* _Text segment_:
Inside Google+: The virtuous circle of data and doing right by users

Key points from a Google+ discussion between Tim O'Reilly and Bradley Horowitz.

Inside Google+ free webcastTim O’Reilly and Google+ VP of Product Bradley Horowitz took a deep dive into Google+ and a host of adjacent topics during a webcast yesterday. A full recording of their conversation is embedded at the end of this post — and it’s well worth watching — but I thought it would be useful to extract and amplify a couple of key points that were made. Horowitz will expand on some of these ideas during his session at next month’s Strata Summit.

Data lock-in and the virtuous circle

Data has supplanted source code as the key to lock-in. This shift was the focus of an interesting exchange between O’Reilly and Horowitz (it begins at the 13:37 mark).

“Clearly, developers and users are betting on Google with the integrity of their data,” Horowitz said. “We’re trying to do right by that opportunity.” Horowitz pointed to the Data Liberation Front as an important part of Google’s approach to data. “We have to allow people with the pull of a handle to up and leave and take that data.”

* _Required actions_:
• A. Transcribe the Google+ post from "Data lock-in and" to "the 13:37 mark).".
• B. Summarize the Google+ post in two sentences.
• C. In the Google+ post, what has data supplanted as the key to lock-in?
The material has no connection to the Google+ post.

* _Entries_:
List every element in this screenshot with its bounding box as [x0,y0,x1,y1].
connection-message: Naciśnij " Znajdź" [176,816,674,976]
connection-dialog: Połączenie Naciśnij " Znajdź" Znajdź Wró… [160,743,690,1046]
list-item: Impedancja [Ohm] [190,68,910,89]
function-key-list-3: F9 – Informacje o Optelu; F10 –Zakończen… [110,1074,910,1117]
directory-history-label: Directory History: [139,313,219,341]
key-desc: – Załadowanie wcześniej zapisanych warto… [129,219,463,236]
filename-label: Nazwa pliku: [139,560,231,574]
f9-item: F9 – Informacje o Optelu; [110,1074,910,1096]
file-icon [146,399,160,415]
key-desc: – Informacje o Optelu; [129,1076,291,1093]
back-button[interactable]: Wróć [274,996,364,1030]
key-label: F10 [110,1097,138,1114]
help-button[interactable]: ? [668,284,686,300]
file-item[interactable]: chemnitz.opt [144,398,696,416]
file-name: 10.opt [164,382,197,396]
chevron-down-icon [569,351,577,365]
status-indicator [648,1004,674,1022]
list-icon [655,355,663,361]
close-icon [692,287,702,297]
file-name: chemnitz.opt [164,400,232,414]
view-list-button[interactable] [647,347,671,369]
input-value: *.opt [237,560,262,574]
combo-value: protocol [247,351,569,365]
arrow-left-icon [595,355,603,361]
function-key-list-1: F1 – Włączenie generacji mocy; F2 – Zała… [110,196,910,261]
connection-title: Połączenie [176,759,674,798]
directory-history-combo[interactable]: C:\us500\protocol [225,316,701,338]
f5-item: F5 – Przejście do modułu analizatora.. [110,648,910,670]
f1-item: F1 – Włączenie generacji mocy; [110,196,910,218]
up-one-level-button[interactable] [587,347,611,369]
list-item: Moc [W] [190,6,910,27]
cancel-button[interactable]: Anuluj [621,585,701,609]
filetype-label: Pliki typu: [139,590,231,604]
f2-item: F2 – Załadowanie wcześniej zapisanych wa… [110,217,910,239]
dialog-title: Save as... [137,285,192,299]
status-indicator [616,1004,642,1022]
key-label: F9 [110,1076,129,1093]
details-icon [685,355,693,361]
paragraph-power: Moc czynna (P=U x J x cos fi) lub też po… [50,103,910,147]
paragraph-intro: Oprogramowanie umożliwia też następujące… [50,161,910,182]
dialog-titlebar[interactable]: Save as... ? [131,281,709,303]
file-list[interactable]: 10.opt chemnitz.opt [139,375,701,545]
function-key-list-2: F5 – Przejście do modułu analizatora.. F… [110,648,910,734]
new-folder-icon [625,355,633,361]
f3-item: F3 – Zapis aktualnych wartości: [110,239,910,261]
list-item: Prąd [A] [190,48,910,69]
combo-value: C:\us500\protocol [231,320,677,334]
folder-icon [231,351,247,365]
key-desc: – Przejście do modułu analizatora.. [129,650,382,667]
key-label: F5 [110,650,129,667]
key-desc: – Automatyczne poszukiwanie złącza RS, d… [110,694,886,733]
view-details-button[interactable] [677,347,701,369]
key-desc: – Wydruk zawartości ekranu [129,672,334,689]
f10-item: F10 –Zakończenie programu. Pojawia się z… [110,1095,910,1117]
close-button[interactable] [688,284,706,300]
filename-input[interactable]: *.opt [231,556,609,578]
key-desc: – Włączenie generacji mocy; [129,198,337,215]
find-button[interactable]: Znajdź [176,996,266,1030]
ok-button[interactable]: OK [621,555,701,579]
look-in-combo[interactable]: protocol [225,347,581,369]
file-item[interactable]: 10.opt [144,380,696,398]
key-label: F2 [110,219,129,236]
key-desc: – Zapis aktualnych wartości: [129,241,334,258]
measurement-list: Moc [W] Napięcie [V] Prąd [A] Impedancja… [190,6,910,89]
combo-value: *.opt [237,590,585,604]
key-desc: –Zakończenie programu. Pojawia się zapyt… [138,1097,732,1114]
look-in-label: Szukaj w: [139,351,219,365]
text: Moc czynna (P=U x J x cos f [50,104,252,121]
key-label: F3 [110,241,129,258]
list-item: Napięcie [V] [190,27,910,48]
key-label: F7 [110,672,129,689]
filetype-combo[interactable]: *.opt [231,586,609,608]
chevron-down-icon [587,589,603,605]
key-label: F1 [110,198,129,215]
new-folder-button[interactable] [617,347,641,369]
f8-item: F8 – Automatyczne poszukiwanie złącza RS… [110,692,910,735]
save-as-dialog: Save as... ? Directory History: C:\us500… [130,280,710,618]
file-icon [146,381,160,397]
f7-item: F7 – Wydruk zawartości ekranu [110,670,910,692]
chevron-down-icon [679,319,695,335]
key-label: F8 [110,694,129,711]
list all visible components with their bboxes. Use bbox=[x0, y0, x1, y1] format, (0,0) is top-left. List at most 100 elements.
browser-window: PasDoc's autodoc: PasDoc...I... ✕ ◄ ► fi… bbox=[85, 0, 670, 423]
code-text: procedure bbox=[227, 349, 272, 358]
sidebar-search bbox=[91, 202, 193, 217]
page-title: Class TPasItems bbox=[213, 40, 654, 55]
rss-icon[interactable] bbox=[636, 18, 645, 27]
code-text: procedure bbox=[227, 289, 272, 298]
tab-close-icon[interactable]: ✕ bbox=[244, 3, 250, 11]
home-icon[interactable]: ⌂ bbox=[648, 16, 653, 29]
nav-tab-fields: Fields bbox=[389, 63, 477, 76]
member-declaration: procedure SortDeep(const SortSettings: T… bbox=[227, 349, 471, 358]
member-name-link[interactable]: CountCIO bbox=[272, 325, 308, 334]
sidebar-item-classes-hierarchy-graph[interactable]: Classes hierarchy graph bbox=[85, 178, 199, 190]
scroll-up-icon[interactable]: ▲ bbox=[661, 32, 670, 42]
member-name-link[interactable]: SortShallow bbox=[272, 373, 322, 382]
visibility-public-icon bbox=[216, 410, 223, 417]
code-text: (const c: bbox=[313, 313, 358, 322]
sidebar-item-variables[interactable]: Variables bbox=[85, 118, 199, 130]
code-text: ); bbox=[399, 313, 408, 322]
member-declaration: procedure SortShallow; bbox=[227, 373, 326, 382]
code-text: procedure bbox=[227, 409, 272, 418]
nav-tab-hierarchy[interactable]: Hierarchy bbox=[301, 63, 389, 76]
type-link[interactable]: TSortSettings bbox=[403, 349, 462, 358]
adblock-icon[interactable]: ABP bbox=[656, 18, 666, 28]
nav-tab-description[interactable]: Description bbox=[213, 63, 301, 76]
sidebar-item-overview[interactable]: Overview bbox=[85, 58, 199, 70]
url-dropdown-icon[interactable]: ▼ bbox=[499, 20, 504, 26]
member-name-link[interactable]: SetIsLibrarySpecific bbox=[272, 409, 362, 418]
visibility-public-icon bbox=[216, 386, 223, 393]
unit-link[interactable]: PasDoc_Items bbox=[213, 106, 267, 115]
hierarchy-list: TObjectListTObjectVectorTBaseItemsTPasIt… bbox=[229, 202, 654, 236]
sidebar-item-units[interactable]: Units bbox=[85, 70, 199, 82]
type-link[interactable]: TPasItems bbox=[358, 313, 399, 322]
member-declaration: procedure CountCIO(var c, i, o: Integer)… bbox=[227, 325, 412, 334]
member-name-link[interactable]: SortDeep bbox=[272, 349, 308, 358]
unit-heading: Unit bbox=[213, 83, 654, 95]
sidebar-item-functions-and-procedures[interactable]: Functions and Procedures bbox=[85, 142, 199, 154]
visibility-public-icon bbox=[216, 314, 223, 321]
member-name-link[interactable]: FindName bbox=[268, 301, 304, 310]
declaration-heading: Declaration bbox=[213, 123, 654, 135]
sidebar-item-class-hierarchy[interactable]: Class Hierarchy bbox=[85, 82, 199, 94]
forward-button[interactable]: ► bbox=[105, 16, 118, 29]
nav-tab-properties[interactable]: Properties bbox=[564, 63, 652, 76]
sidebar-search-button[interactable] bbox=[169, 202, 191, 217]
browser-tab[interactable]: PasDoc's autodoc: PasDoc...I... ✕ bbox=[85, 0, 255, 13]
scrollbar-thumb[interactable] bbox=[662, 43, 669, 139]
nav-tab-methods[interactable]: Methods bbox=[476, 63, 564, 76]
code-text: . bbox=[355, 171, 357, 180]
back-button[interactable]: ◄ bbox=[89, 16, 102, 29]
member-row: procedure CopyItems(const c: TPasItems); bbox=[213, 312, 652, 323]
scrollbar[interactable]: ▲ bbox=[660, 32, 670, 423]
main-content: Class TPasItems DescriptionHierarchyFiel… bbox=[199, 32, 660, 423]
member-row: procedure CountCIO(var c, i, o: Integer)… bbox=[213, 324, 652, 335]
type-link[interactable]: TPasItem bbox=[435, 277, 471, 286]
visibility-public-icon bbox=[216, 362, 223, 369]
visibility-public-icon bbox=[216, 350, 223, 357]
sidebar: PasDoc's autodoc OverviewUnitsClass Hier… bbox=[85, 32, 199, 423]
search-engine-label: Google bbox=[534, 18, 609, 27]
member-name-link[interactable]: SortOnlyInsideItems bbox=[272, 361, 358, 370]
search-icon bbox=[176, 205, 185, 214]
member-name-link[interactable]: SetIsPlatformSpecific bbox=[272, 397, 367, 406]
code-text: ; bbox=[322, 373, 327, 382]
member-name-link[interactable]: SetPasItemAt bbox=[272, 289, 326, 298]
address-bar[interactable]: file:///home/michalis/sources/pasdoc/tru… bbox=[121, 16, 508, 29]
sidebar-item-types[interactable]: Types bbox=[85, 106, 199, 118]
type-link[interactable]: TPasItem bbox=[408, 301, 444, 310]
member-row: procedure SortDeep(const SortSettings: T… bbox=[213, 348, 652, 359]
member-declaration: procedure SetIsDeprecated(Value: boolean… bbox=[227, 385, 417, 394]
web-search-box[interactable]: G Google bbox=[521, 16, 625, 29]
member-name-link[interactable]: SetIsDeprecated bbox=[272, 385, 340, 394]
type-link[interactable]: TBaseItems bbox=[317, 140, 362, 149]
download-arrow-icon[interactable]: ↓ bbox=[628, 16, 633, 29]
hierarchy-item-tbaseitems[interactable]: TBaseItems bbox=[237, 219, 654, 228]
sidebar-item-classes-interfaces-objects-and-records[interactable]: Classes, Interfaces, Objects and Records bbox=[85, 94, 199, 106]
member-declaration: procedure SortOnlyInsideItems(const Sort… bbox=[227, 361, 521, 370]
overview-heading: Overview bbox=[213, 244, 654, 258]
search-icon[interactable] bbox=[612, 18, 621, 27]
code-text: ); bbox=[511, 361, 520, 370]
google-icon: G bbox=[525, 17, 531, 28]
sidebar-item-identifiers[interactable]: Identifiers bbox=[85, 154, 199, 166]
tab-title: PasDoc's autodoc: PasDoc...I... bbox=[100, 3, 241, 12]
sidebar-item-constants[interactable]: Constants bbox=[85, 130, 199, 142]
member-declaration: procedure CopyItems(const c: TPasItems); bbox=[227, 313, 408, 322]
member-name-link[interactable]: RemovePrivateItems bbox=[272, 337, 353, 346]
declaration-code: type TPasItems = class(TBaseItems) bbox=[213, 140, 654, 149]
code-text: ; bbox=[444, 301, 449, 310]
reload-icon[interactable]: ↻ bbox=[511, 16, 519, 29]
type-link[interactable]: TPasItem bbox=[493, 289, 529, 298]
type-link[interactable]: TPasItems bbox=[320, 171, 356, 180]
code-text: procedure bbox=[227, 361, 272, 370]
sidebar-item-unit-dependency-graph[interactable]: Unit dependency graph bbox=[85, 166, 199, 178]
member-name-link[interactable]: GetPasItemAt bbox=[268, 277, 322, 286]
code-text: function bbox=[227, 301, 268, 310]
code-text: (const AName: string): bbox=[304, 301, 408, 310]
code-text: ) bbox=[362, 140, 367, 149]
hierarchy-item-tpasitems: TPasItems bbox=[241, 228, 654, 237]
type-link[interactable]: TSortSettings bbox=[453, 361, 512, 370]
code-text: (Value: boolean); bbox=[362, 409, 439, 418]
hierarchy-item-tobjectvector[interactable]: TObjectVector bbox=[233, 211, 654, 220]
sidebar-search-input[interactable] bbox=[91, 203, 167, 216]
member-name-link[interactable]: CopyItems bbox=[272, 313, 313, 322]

* _Exercise responses_:
• A.
Data lock-in and the virtuous circle

Data has supplanted source code as the key to lock-in. This shift was the focus of an interesting exchange between O’Reilly and Horowitz (it begins at the 13:37 mark).

• B. Tim O'Reilly and Google+ VP of Product Bradley Horowitz discussed Google+ and adjacent topics in a webcast, and the post extracts key points from their conversation. One point is that data has supplanted source code as the key to lock-in, and Horowitz named the Data Liberation Front as an important part of Google's approach of letting people leave and take their data.

• C. Source code.